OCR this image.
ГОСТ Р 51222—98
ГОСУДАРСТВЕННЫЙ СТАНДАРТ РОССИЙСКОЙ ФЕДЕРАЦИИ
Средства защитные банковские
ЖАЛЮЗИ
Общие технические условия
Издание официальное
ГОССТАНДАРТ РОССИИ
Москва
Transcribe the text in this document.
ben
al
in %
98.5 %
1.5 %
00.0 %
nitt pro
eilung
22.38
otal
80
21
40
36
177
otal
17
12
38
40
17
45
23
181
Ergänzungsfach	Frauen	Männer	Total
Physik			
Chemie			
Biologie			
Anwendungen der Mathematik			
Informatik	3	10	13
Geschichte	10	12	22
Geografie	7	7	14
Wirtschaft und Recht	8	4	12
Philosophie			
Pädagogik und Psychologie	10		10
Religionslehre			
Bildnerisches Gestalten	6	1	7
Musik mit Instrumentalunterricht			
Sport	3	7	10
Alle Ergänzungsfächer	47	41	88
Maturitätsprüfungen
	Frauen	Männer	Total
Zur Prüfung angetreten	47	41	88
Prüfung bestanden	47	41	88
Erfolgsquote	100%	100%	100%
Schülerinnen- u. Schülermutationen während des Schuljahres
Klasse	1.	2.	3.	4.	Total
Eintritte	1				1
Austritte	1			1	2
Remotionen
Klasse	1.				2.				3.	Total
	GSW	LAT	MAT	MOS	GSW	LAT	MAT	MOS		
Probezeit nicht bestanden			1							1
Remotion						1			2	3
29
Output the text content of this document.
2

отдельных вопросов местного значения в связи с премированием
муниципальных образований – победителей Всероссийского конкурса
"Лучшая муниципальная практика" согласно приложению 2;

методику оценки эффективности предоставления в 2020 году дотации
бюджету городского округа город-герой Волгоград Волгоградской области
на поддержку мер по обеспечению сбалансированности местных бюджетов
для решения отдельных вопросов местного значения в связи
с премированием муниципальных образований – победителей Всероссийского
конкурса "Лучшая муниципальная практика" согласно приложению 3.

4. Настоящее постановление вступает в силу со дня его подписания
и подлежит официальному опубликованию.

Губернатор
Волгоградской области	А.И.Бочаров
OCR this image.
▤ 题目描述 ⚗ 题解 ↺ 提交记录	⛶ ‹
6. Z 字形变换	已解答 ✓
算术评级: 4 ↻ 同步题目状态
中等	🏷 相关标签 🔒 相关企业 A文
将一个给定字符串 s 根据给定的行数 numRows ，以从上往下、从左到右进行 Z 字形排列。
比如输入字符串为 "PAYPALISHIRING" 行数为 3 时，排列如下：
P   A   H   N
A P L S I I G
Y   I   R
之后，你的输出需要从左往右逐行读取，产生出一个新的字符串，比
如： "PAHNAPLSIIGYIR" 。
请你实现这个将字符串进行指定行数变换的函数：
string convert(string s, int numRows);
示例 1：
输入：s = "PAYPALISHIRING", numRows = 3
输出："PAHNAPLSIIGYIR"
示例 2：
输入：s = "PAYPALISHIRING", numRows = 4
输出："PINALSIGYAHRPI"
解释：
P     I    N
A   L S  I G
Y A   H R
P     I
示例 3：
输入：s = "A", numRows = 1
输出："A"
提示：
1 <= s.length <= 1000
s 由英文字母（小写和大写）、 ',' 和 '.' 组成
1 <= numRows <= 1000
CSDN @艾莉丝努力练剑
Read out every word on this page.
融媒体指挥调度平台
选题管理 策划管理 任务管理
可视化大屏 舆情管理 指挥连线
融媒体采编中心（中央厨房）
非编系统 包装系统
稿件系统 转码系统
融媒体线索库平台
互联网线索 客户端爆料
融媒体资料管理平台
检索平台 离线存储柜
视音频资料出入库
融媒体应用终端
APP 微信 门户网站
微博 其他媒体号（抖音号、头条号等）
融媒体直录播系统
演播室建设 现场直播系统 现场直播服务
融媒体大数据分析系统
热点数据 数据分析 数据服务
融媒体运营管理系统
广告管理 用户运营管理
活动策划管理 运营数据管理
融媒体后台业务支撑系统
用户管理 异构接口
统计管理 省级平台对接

» EXERCISE TASK
Retype every record above exactly as written.

» ANSWER BELOW
OCR this image.
ГОСТ Р 51222—98
ГОСУДАРСТВЕННЫЙ СТАНДАРТ РОССИЙСКОЙ ФЕДЕРАЦИИ
Средства защитные банковские
ЖАЛЮЗИ
Общие технические условия
Издание официальное
ГОССТАНДАРТ РОССИИ
Москва
Transcribe the text in this document.
ben
al
in %
98.5 %
1.5 %
00.0 %
nitt pro
eilung
22.38
otal
80
21
40
36
177
otal
17
12
38
40
17
45
23
181
Ergänzungsfach	Frauen	Männer	Total
Physik			
Chemie			
Biologie			
Anwendungen der Mathematik			
Informatik	3	10	13
Geschichte	10	12	22
Geografie	7	7	14
Wirtschaft und Recht	8	4	12
Philosophie			
Pädagogik und Psychologie	10		10
Religionslehre			
Bildnerisches Gestalten	6	1	7
Musik mit Instrumentalunterricht			
Sport	3	7	10
Alle Ergänzungsfächer	47	41	88
Maturitätsprüfungen
	Frauen	Männer	Total
Zur Prüfung angetreten	47	41	88
Prüfung bestanden	47	41	88
Erfolgsquote	100%	100%	100%
Schülerinnen- u. Schülermutationen während des Schuljahres
Klasse	1.	2.	3.	4.	Total
Eintritte	1				1
Austritte	1			1	2
Remotionen
Klasse	1.				2.				3.	Total
	GSW	LAT	MAT	MOS	GSW	LAT	MAT	MOS		
Probezeit nicht bestanden			1							1
Remotion						1			2	3
29
Output the text content of this document.
2

отдельных вопросов местного значения в связи с премированием
муниципальных образований – победителей Всероссийского конкурса
"Лучшая муниципальная практика" согласно приложению 2;

методику оценки эффективности предоставления в 2020 году дотации
бюджету городского округа город-герой Волгоград Волгоградской области
на поддержку мер по обеспечению сбалансированности местных бюджетов
для решения отдельных вопросов местного значения в связи
с премированием муниципальных образований – победителей Всероссийского
конкурса "Лучшая муниципальная практика" согласно приложению 3.

4. Настоящее постановление вступает в силу со дня его подписания
и подлежит официальному опубликованию.

Губернатор
Волгоградской области	А.И.Бочаров
OCR this image.
▤ 题目描述 ⚗ 题解 ↺ 提交记录	⛶ ‹
6. Z 字形变换	已解答 ✓
算术评级: 4 ↻ 同步题目状态
中等	🏷 相关标签 🔒 相关企业 A文
将一个给定字符串 s 根据给定的行数 numRows ，以从上往下、从左到右进行 Z 字形排列。
比如输入字符串为 "PAYPALISHIRING" 行数为 3 时，排列如下：
P   A   H   N
A P L S I I G
Y   I   R
之后，你的输出需要从左往右逐行读取，产生出一个新的字符串，比
如： "PAHNAPLSIIGYIR" 。
请你实现这个将字符串进行指定行数变换的函数：
string convert(string s, int numRows);
示例 1：
输入：s = "PAYPALISHIRING", numRows = 3
输出："PAHNAPLSIIGYIR"
示例 2：
输入：s = "PAYPALISHIRING", numRows = 4
输出："PINALSIGYAHRPI"
解释：
P     I    N
A   L S  I G
Y A   H R
P     I
示例 3：
输入：s = "A", numRows = 1
输出："A"
提示：
1 <= s.length <= 1000
s 由英文字母（小写和大写）、 ',' 和 '.' 组成
1 <= numRows <= 1000
CSDN @艾莉丝努力练剑
Read out every word on this page.
融媒体指挥调度平台
选题管理 策划管理 任务管理
可视化大屏 舆情管理 指挥连线
融媒体采编中心（中央厨房）
非编系统 包装系统
稿件系统 转码系统
融媒体线索库平台
互联网线索 客户端爆料
融媒体资料管理平台
检索平台 离线存储柜
视音频资料出入库
融媒体应用终端
APP 微信 门户网站
微博 其他媒体号（抖音号、头条号等）
融媒体直录播系统
演播室建设 现场直播系统 现场直播服务
融媒体大数据分析系统
热点数据 数据分析 数据服务
融媒体运营管理系统
广告管理 用户运营管理
活动策划管理 运营数据管理
融媒体后台业务支撑系统
用户管理 异构接口
统计管理 省级平台对接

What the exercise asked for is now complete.